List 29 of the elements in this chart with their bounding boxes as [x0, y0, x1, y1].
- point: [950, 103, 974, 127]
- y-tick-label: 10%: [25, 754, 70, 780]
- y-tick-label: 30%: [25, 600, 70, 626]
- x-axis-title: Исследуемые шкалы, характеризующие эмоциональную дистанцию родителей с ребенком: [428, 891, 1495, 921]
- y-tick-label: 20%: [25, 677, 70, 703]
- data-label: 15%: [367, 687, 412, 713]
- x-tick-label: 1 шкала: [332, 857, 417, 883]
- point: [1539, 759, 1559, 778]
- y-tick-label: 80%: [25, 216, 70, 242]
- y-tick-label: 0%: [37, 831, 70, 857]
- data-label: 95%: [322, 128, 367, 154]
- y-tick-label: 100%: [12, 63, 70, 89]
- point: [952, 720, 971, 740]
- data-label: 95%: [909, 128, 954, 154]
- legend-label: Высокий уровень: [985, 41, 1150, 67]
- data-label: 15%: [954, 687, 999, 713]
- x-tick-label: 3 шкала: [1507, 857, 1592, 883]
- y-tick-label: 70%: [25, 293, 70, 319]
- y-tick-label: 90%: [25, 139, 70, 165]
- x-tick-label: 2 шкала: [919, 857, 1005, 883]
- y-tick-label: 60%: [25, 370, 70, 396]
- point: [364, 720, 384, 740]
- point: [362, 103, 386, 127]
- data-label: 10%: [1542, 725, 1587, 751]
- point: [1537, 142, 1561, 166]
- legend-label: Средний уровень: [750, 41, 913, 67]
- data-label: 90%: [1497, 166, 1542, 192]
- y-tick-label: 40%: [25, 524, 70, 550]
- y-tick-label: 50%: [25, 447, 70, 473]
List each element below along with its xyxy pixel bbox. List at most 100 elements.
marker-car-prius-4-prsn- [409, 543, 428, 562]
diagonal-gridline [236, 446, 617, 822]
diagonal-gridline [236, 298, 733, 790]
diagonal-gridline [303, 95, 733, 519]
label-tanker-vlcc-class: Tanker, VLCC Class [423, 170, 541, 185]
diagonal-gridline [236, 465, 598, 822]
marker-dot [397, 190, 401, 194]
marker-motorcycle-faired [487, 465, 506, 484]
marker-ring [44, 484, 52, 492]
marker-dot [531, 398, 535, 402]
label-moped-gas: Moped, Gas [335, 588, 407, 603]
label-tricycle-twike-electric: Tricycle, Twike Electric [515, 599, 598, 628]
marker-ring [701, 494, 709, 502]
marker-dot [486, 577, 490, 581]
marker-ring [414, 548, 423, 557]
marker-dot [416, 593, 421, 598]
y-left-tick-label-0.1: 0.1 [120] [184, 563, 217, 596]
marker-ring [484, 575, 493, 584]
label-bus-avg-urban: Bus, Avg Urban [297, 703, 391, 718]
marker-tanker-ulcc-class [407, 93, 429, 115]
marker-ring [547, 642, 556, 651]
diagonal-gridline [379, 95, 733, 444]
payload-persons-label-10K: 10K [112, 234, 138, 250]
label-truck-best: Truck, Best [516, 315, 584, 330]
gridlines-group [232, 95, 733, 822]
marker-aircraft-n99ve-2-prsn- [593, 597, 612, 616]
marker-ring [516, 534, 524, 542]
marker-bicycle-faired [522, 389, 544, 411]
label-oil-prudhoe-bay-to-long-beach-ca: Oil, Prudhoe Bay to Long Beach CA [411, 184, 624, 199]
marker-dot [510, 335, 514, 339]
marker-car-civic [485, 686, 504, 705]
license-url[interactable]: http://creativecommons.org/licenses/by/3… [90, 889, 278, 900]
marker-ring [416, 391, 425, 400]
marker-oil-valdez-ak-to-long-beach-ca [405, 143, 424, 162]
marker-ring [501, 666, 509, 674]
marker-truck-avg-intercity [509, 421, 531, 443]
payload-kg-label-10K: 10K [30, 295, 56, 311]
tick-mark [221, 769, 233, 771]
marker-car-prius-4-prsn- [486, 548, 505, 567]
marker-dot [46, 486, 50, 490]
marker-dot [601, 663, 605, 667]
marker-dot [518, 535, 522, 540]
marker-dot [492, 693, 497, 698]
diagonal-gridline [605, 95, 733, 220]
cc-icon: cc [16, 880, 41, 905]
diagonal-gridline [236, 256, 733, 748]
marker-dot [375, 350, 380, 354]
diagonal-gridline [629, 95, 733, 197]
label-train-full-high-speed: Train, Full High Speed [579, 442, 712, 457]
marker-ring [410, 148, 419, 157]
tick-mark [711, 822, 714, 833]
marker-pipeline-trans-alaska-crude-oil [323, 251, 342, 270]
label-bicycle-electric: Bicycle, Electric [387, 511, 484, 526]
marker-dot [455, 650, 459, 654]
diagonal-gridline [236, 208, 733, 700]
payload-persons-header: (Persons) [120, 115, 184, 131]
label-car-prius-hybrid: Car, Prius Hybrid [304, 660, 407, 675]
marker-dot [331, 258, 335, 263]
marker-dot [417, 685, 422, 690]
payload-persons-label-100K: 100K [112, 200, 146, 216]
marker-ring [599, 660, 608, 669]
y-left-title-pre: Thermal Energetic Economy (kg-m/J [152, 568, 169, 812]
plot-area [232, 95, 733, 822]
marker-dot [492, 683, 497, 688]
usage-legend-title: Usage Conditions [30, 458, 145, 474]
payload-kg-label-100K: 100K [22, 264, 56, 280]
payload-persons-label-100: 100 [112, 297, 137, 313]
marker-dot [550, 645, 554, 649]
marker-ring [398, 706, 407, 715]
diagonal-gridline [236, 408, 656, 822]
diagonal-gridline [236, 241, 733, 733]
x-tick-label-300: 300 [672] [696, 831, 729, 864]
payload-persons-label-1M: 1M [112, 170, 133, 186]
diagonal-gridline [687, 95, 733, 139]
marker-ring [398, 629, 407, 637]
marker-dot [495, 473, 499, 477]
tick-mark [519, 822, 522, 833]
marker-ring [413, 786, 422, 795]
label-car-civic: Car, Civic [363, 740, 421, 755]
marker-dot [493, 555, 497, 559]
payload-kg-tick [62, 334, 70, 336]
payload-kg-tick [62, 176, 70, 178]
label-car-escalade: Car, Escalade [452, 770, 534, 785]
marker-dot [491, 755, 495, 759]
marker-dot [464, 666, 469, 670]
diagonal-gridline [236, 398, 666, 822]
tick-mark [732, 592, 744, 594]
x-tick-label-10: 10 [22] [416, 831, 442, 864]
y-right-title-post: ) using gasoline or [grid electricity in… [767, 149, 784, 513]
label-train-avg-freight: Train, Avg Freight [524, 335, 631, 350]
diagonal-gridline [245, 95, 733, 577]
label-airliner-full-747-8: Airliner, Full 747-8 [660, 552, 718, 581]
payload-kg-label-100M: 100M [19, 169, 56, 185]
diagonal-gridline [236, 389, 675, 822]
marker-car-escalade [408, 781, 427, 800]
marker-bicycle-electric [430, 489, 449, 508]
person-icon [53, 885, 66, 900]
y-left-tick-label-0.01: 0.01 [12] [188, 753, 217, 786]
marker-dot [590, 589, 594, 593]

▸ THE EXERCISE
Reproduce all of the data above line for line, without altering any character.

▸ EXERCISE RESULT
List 29 of the elements in this chart with their bounding boxes as [x0, y0, x1, y1].
- point: [950, 103, 974, 127]
- y-tick-label: 10%: [25, 754, 70, 780]
- y-tick-label: 30%: [25, 600, 70, 626]
- x-axis-title: Исследуемые шкалы, характеризующие эмоциональную дистанцию родителей с ребенком: [428, 891, 1495, 921]
- y-tick-label: 20%: [25, 677, 70, 703]
- data-label: 15%: [367, 687, 412, 713]
- x-tick-label: 1 шкала: [332, 857, 417, 883]
- point: [1539, 759, 1559, 778]
- y-tick-label: 80%: [25, 216, 70, 242]
- y-tick-label: 0%: [37, 831, 70, 857]
- data-label: 95%: [322, 128, 367, 154]
- y-tick-label: 100%: [12, 63, 70, 89]
- point: [952, 720, 971, 740]
- data-label: 95%: [909, 128, 954, 154]
- legend-label: Высокий уровень: [985, 41, 1150, 67]
- data-label: 15%: [954, 687, 999, 713]
- x-tick-label: 3 шкала: [1507, 857, 1592, 883]
- y-tick-label: 70%: [25, 293, 70, 319]
- y-tick-label: 90%: [25, 139, 70, 165]
- x-tick-label: 2 шкала: [919, 857, 1005, 883]
- y-tick-label: 60%: [25, 370, 70, 396]
- point: [364, 720, 384, 740]
- point: [362, 103, 386, 127]
- data-label: 10%: [1542, 725, 1587, 751]
- point: [1537, 142, 1561, 166]
- legend-label: Средний уровень: [750, 41, 913, 67]
- data-label: 90%: [1497, 166, 1542, 192]
- y-tick-label: 40%: [25, 524, 70, 550]
- y-tick-label: 50%: [25, 447, 70, 473]
List each element below along with its xyxy pixel bbox. List at most 100 elements.
marker-car-prius-4-prsn- [409, 543, 428, 562]
diagonal-gridline [236, 446, 617, 822]
diagonal-gridline [236, 298, 733, 790]
diagonal-gridline [303, 95, 733, 519]
label-tanker-vlcc-class: Tanker, VLCC Class [423, 170, 541, 185]
diagonal-gridline [236, 465, 598, 822]
marker-dot [397, 190, 401, 194]
marker-motorcycle-faired [487, 465, 506, 484]
marker-ring [44, 484, 52, 492]
marker-dot [531, 398, 535, 402]
label-moped-gas: Moped, Gas [335, 588, 407, 603]
label-tricycle-twike-electric: Tricycle, Twike Electric [515, 599, 598, 628]
marker-ring [701, 494, 709, 502]
marker-dot [486, 577, 490, 581]
marker-ring [414, 548, 423, 557]
marker-dot [416, 593, 421, 598]
y-left-tick-label-0.1: 0.1 [120] [184, 563, 217, 596]
marker-ring [484, 575, 493, 584]
label-bus-avg-urban: Bus, Avg Urban [297, 703, 391, 718]
marker-tanker-ulcc-class [407, 93, 429, 115]
marker-ring [547, 642, 556, 651]
diagonal-gridline [379, 95, 733, 444]
payload-persons-label-10K: 10K [112, 234, 138, 250]
label-truck-best: Truck, Best [516, 315, 584, 330]
gridlines-group [232, 95, 733, 822]
marker-aircraft-n99ve-2-prsn- [593, 597, 612, 616]
marker-ring [516, 534, 524, 542]
marker-bicycle-faired [522, 389, 544, 411]
label-oil-prudhoe-bay-to-long-beach-ca: Oil, Prudhoe Bay to Long Beach CA [411, 184, 624, 199]
marker-dot [510, 335, 514, 339]
marker-car-civic [485, 686, 504, 705]
license-url[interactable]: http://creativecommons.org/licenses/by/3… [90, 889, 278, 900]
marker-ring [416, 391, 425, 400]
marker-oil-valdez-ak-to-long-beach-ca [405, 143, 424, 162]
marker-ring [501, 666, 509, 674]
marker-truck-avg-intercity [509, 421, 531, 443]
payload-kg-label-10K: 10K [30, 295, 56, 311]
tick-mark [221, 769, 233, 771]
marker-car-prius-4-prsn- [486, 548, 505, 567]
marker-dot [46, 486, 50, 490]
marker-dot [601, 663, 605, 667]
marker-dot [518, 535, 522, 540]
marker-dot [492, 693, 497, 698]
diagonal-gridline [605, 95, 733, 220]
cc-icon: cc [16, 880, 41, 905]
diagonal-gridline [236, 256, 733, 748]
marker-dot [375, 350, 380, 354]
diagonal-gridline [629, 95, 733, 197]
label-train-full-high-speed: Train, Full High Speed [579, 442, 712, 457]
marker-ring [410, 148, 419, 157]
tick-mark [711, 822, 714, 833]
marker-pipeline-trans-alaska-crude-oil [323, 251, 342, 270]
label-bicycle-electric: Bicycle, Electric [387, 511, 484, 526]
marker-dot [455, 650, 459, 654]
diagonal-gridline [236, 208, 733, 700]
payload-persons-header: (Persons) [120, 115, 184, 131]
label-car-prius-hybrid: Car, Prius Hybrid [304, 660, 407, 675]
marker-dot [331, 258, 335, 263]
marker-dot [417, 685, 422, 690]
payload-persons-label-100K: 100K [112, 200, 146, 216]
marker-ring [599, 660, 608, 669]
y-left-title-pre: Thermal Energetic Economy (kg-m/J [152, 568, 169, 812]
plot-area [232, 95, 733, 822]
marker-dot [492, 683, 497, 688]
usage-legend-title: Usage Conditions [30, 458, 145, 474]
payload-kg-label-100K: 100K [22, 264, 56, 280]
payload-persons-label-100: 100 [112, 297, 137, 313]
marker-dot [550, 645, 554, 649]
marker-ring [398, 706, 407, 715]
diagonal-gridline [236, 408, 656, 822]
diagonal-gridline [236, 241, 733, 733]
x-tick-label-300: 300 [672] [696, 831, 729, 864]
payload-persons-label-1M: 1M [112, 170, 133, 186]
diagonal-gridline [687, 95, 733, 139]
marker-ring [398, 629, 407, 637]
marker-dot [495, 473, 499, 477]
tick-mark [519, 822, 522, 833]
marker-ring [413, 786, 422, 795]
label-car-civic: Car, Civic [363, 740, 421, 755]
marker-dot [493, 555, 497, 559]
payload-kg-tick [62, 334, 70, 336]
payload-kg-tick [62, 176, 70, 178]
label-car-escalade: Car, Escalade [452, 770, 534, 785]
marker-dot [491, 755, 495, 759]
marker-dot [464, 666, 469, 670]
diagonal-gridline [236, 398, 666, 822]
tick-mark [732, 592, 744, 594]
x-tick-label-10: 10 [22] [416, 831, 442, 864]
y-right-title-post: ) using gasoline or [grid electricity in… [767, 149, 784, 513]
label-train-avg-freight: Train, Avg Freight [524, 335, 631, 350]
diagonal-gridline [245, 95, 733, 577]
label-airliner-full-747-8: Airliner, Full 747-8 [660, 552, 718, 581]
payload-kg-label-100M: 100M [19, 169, 56, 185]
diagonal-gridline [236, 389, 675, 822]
marker-car-escalade [408, 781, 427, 800]
marker-bicycle-electric [430, 489, 449, 508]
person-icon [53, 885, 66, 900]
y-left-tick-label-0.01: 0.01 [12] [188, 753, 217, 786]
marker-dot [590, 589, 594, 593]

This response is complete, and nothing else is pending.